Please quote the entire article on Cornell's graduate enrollment increases word for word.

SUPPLIED PASSAGE:
= Beginning of Section =

CU Graduate School welcomes substantial increases in enrollment

By Jacquie Powers

For the second year in a row, Cornell has seen impressive increases in the number of entering Graduate School students, a reversal of the national trend that marked the middle years of the decade at elite universities, Walter I. Cohen, vice provost and dean of the Graduate School, announced last week.

This fall, with a class of 1,409, Cornell enrolled a record number of entering graduate students, up 6 percent from a year ago and up 21 percent from two years ago, Cohen said.

Overall graduate enrollment increased to 4,116 students this year, up 3 percent from last year and up 5 percent from two years ago. Overall enrollment had declined 13 percent between 1991 and 1997.

"We are very pleased with these numbers," Cohen said. "The positive trends and record highs are too widespread to write off as wishful thinking. Things really have improved, and I believe we can anticipate continued increases for at least the next three years."

Further, Cohen said, quality continues to be a key factor in recruitment. "The directors of graduate study rate this year's entering class a little above last year's," he said.

= End of Section =

Bounding box prediction data:
= Beginning of Section =

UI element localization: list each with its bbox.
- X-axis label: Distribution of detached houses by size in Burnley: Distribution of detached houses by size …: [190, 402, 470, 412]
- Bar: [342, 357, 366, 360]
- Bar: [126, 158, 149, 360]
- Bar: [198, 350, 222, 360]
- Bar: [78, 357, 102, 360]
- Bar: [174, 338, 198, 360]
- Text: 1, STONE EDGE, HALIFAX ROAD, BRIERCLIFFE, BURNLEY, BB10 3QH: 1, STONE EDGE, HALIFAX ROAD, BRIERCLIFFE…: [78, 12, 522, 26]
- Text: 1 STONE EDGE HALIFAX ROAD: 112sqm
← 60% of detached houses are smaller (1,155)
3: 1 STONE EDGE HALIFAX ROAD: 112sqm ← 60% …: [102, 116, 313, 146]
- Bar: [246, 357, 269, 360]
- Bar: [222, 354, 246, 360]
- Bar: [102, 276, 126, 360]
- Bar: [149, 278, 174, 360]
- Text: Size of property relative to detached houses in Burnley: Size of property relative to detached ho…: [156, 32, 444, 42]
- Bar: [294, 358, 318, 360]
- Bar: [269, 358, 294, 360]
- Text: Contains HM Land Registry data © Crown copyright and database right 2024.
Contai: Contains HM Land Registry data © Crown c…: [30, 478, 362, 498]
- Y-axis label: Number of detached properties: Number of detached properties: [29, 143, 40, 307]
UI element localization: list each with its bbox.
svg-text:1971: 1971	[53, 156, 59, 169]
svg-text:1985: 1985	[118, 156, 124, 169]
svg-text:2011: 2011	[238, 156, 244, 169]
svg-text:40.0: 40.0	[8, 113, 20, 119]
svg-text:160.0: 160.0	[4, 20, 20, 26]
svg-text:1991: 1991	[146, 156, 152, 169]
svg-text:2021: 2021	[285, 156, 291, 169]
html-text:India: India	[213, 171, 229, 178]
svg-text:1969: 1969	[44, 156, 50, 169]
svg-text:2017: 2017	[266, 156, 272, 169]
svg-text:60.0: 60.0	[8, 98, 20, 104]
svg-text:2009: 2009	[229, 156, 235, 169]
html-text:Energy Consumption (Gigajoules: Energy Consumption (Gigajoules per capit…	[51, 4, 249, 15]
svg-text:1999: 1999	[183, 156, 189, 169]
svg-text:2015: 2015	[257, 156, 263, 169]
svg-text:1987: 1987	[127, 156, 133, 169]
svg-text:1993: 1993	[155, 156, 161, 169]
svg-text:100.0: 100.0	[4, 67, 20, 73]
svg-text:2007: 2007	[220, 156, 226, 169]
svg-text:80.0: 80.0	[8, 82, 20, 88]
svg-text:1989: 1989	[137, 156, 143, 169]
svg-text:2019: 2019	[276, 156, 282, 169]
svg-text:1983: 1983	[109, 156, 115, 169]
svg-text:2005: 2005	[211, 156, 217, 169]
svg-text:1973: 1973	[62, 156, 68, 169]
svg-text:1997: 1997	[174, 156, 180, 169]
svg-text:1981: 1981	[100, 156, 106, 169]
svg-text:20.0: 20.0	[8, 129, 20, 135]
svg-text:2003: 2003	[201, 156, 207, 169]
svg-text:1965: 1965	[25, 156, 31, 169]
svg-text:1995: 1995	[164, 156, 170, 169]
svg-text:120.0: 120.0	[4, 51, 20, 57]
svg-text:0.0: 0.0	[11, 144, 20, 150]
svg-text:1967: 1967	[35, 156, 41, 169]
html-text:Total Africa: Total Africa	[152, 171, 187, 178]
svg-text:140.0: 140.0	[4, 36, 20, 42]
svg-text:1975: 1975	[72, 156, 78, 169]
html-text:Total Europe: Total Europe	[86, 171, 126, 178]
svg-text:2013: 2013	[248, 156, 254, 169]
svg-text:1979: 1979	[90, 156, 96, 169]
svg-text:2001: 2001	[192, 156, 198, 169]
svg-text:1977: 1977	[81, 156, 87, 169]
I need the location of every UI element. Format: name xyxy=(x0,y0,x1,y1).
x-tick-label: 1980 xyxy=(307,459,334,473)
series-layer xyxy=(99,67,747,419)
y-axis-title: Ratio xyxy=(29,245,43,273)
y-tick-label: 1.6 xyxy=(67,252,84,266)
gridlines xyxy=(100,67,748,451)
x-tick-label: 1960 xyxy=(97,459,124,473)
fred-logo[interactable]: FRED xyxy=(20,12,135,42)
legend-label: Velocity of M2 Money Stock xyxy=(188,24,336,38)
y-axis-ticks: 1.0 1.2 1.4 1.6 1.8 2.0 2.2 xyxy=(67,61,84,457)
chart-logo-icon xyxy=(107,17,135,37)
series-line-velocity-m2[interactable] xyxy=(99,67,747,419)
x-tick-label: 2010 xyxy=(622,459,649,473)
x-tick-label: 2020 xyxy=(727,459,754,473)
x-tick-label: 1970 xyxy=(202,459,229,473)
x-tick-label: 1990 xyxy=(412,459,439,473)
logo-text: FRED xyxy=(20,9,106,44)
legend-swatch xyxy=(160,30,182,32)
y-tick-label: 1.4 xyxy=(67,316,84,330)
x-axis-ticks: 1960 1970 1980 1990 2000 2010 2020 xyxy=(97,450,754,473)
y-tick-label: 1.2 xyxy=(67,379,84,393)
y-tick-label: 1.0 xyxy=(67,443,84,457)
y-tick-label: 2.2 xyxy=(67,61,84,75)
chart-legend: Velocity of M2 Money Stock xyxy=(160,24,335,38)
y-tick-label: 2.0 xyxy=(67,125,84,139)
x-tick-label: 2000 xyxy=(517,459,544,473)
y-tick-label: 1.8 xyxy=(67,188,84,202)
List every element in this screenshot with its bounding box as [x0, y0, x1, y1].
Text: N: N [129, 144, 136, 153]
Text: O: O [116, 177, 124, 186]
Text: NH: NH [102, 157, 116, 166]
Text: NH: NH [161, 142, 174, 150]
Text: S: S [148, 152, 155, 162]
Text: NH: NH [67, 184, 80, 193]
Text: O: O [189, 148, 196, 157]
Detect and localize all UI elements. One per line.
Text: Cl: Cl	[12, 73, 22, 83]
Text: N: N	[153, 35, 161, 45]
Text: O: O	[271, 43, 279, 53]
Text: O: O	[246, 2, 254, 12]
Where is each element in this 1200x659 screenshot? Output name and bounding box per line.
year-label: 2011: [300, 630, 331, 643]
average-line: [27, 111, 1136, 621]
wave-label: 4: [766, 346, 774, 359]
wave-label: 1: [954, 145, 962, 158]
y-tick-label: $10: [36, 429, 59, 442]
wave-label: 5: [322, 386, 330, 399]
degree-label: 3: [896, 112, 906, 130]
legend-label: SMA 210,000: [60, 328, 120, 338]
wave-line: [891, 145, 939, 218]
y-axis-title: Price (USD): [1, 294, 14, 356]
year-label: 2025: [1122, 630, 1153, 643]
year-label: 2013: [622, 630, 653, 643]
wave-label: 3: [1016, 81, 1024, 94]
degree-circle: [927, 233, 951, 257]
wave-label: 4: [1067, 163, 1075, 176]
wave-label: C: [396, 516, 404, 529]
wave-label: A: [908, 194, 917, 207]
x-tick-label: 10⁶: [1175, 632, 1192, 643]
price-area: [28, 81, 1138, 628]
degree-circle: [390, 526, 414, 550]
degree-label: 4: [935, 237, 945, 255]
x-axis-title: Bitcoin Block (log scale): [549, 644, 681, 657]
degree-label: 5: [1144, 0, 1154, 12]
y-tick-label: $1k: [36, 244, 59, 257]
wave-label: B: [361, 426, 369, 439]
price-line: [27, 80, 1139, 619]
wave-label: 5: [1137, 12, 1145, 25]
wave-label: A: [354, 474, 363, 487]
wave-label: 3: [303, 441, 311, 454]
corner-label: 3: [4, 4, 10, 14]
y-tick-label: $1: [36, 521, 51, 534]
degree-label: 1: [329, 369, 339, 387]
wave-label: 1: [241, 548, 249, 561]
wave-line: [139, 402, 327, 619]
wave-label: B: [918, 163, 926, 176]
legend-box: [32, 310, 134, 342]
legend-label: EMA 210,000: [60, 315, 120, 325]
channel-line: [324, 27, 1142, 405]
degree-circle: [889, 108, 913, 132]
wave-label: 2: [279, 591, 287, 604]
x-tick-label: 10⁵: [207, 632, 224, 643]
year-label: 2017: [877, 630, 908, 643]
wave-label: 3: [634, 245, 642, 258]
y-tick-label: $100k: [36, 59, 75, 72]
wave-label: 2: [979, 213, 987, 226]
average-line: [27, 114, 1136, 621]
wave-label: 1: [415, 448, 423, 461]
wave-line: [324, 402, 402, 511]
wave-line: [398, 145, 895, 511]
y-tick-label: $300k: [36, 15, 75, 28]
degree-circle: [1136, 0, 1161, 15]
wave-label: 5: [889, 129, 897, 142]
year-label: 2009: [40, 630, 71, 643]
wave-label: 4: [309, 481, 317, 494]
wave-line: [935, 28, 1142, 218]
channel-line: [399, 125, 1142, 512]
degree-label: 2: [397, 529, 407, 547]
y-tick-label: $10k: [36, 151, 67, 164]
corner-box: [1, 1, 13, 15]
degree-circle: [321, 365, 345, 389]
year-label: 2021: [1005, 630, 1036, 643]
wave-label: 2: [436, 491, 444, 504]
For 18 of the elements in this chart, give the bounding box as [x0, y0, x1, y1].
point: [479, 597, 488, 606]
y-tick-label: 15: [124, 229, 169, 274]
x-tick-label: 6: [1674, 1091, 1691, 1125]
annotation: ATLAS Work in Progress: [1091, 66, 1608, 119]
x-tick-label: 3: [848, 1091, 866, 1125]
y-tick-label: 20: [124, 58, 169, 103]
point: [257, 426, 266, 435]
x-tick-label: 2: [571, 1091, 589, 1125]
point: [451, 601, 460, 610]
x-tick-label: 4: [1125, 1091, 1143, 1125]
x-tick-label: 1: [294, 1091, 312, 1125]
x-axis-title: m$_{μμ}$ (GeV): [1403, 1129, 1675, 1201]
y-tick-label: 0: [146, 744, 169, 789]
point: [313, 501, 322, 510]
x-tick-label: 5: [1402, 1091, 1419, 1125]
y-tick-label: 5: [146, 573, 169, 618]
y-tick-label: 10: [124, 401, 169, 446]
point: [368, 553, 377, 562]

= End of Section =

COMPLETED EXERCISE:
CU Graduate School welcomes substantial increases in enrollment

By Jacquie Powers

For the second year in a row, Cornell has seen impressive increases in the number of entering Graduate School students, a reversal of the national trend that marked the middle years of the decade at elite universities, Walter I. Cohen, vice provost and dean of the Graduate School, announced last week.

This fall, with a class of 1,409, Cornell enrolled a record number of entering graduate students, up 6 percent from a year ago and up 21 percent from two years ago, Cohen said.

Overall graduate enrollment increased to 4,116 students this year, up 3 percent from last year and up 5 percent from two years ago. Overall enrollment had declined 13 percent between 1991 and 1997.

"We are very pleased with these numbers," Cohen said. "The positive trends and record highs are too widespread to write off as wishful thinking. Things really have improved, and I believe we can anticipate continued increases for at least the next three years."

Further, Cohen said, quality continues to be a key factor in recruitment. "The directors of graduate study rate this year's entering class a little above last year's," he said.